-- BEGIN MATERIAL TO PROCESS --
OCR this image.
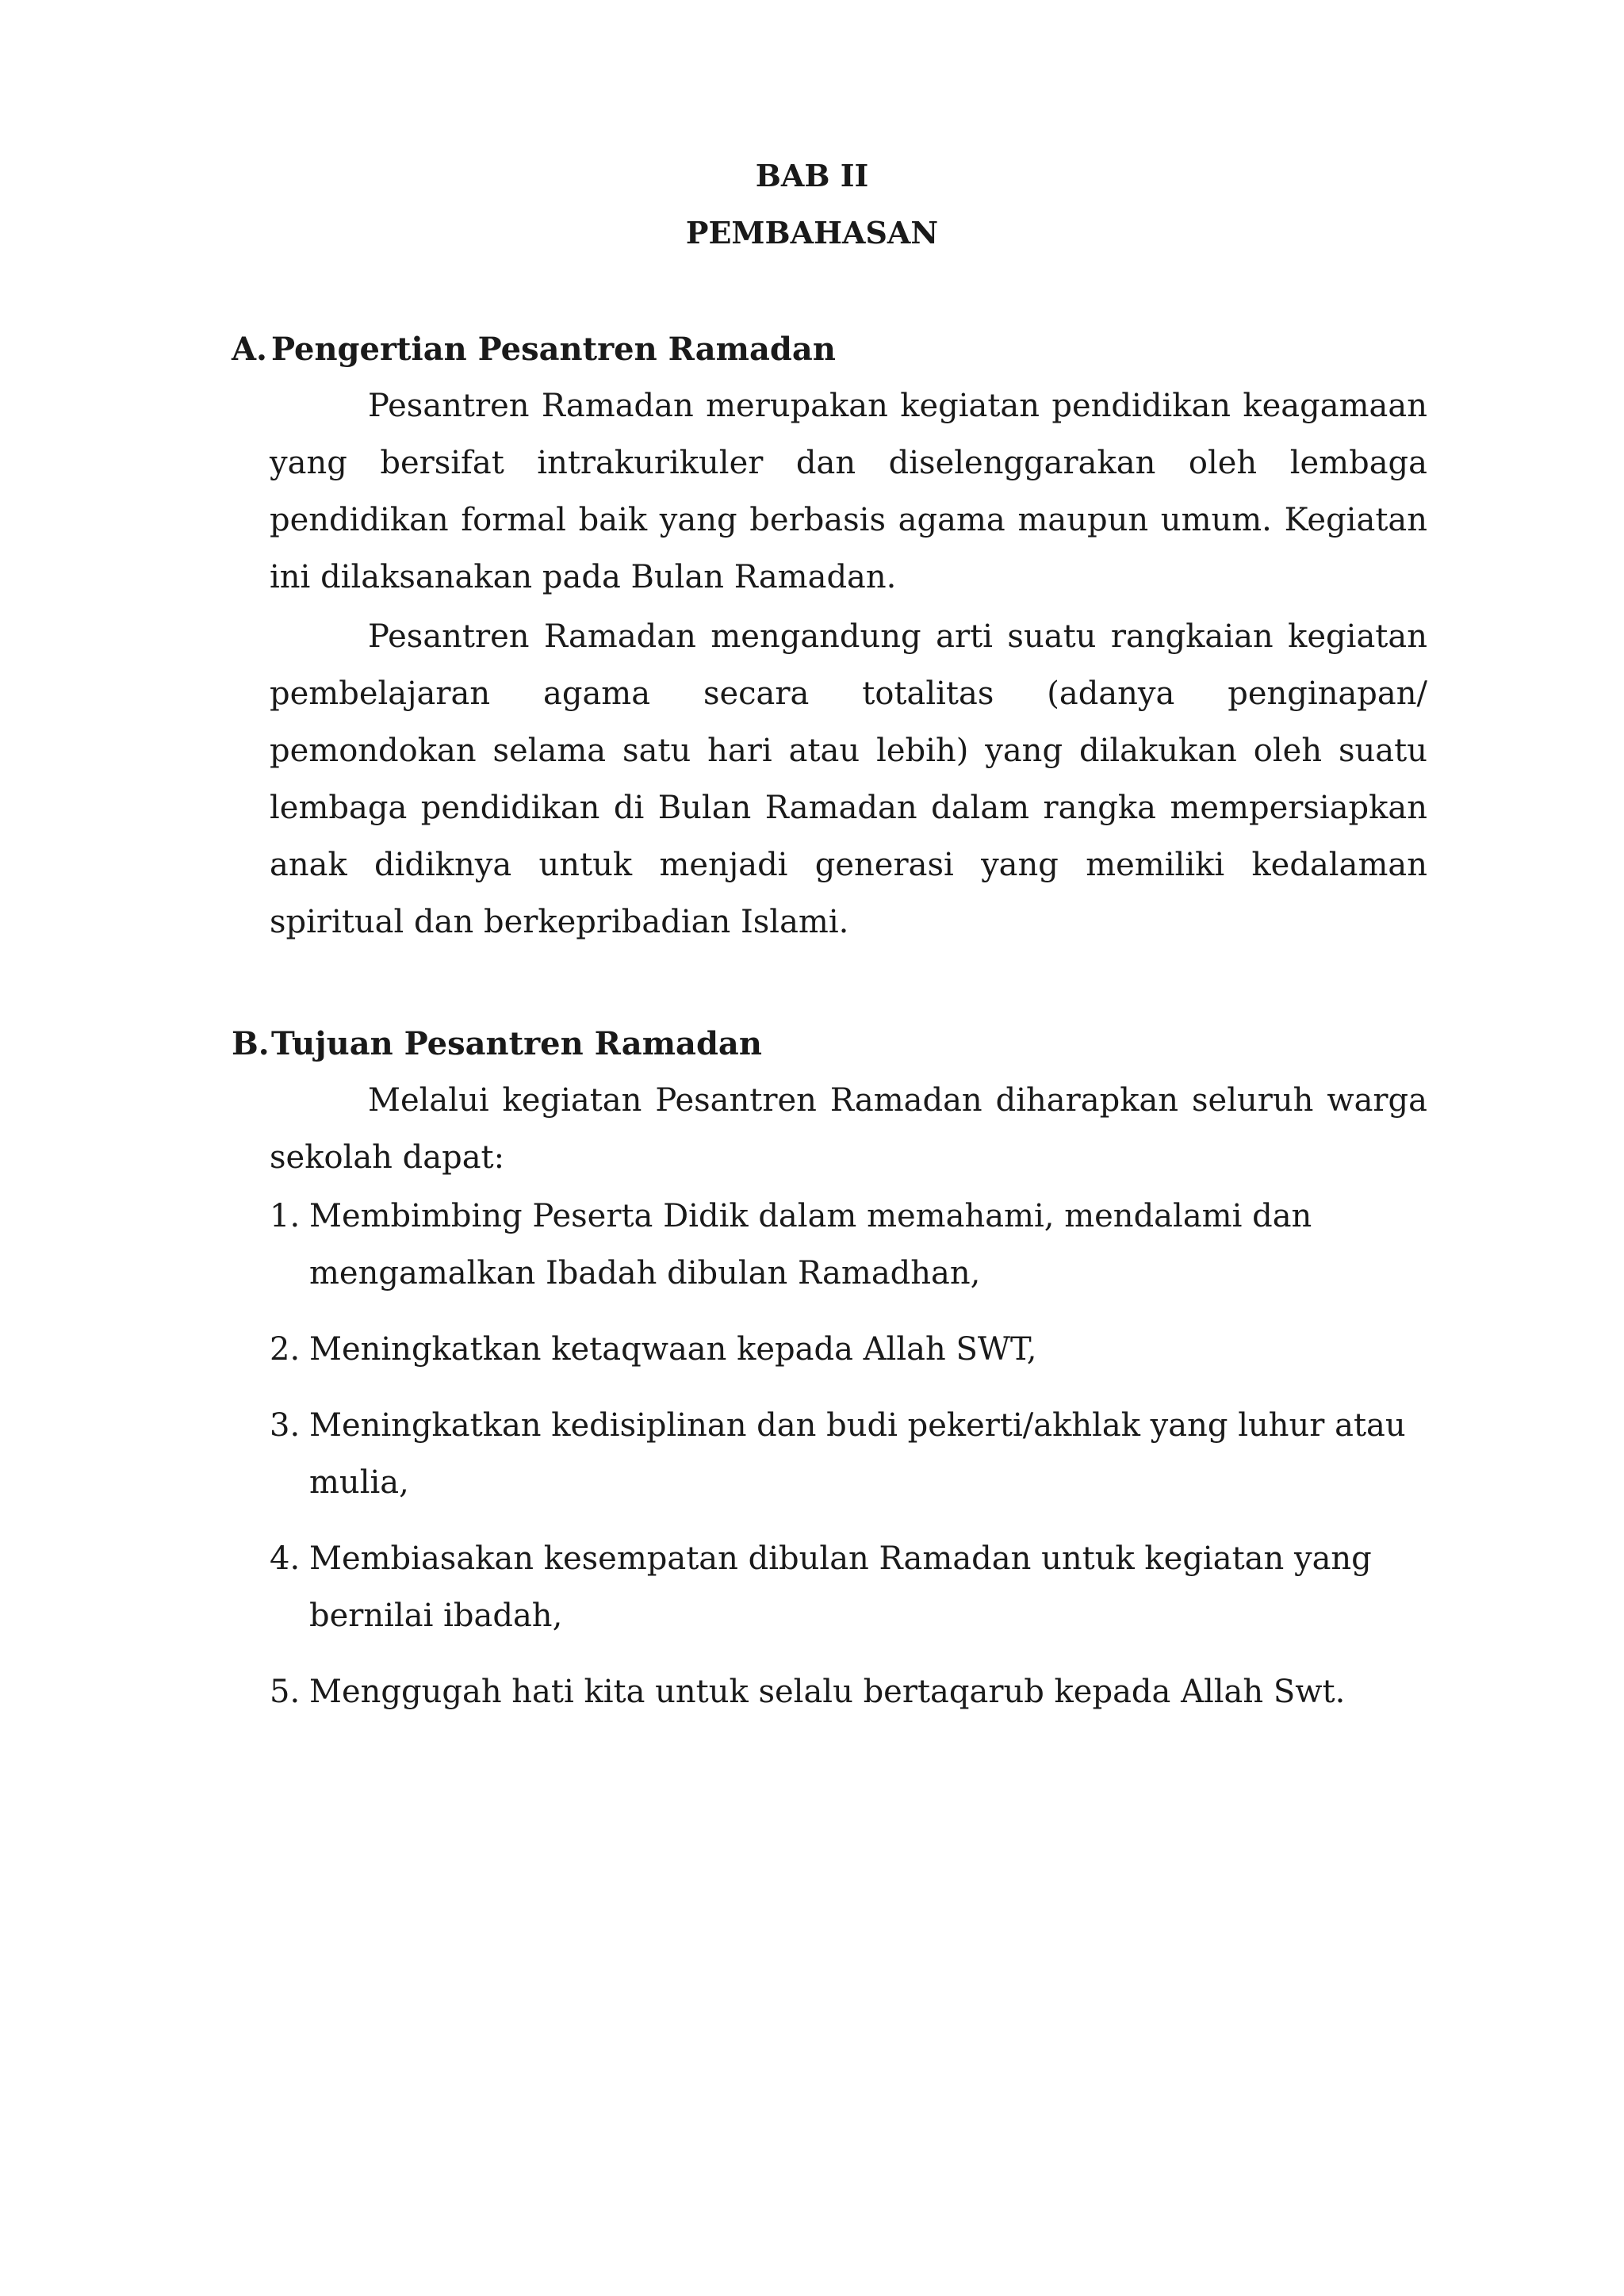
BAB II
PEMBAHASAN
A. Pengertian Pesantren Ramadan

Pesantren Ramadan merupakan kegiatan pendidikan keagamaan yang bersifat intrakurikuler dan diselenggarakan oleh lembaga pendidikan formal baik yang berbasis agama maupun umum. Kegiatan ini dilaksanakan pada Bulan Ramadan.

Pesantren Ramadan mengandung arti suatu rangkaian kegiatan pembelajaran agama secara totalitas (adanya penginapan/ pemondokan selama satu hari atau lebih) yang dilakukan oleh suatu lembaga pendidikan di Bulan Ramadan dalam rangka mempersiapkan anak didiknya untuk menjadi generasi yang memiliki kedalaman spiritual dan berkepribadian Islami.

B.Tujuan Pesantren Ramadan

Melalui kegiatan Pesantren Ramadan diharapkan seluruh warga sekolah dapat:

1. Membimbing Peserta Didik dalam memahami, mendalami dan mengamalkan Ibadah dibulan Ramadhan,
2. Meningkatkan ketaqwaan kepada Allah SWT,
3. Meningkatkan kedisiplinan dan budi pekerti/akhlak yang luhur atau mulia,
4. Membiasakan kesempatan dibulan Ramadan untuk kegiatan yang bernilai ibadah,
5. Menggugah hati kita untuk selalu bertaqarub kepada Allah Swt.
-- END MATERIAL TO PROCESS --
## AIM OF THE TASK
Every record must be copied exactly, with images dropped from the result.

## OUTPUT BELOW
OCR this image.
BAB II
PEMBAHASAN
A. Pengertian Pesantren Ramadan

Pesantren Ramadan merupakan kegiatan pendidikan keagamaan yang bersifat intrakurikuler dan diselenggarakan oleh lembaga pendidikan formal baik yang berbasis agama maupun umum. Kegiatan ini dilaksanakan pada Bulan Ramadan.

Pesantren Ramadan mengandung arti suatu rangkaian kegiatan pembelajaran agama secara totalitas (adanya penginapan/ pemondokan selama satu hari atau lebih) yang dilakukan oleh suatu lembaga pendidikan di Bulan Ramadan dalam rangka mempersiapkan anak didiknya untuk menjadi generasi yang memiliki kedalaman spiritual dan berkepribadian Islami.

B.Tujuan Pesantren Ramadan

Melalui kegiatan Pesantren Ramadan diharapkan seluruh warga sekolah dapat:

1. Membimbing Peserta Didik dalam memahami, mendalami dan mengamalkan Ibadah dibulan Ramadhan,
2. Meningkatkan ketaqwaan kepada Allah SWT,
3. Meningkatkan kedisiplinan dan budi pekerti/akhlak yang luhur atau mulia,
4. Membiasakan kesempatan dibulan Ramadan untuk kegiatan yang bernilai ibadah,
5. Menggugah hati kita untuk selalu bertaqarub kepada Allah Swt.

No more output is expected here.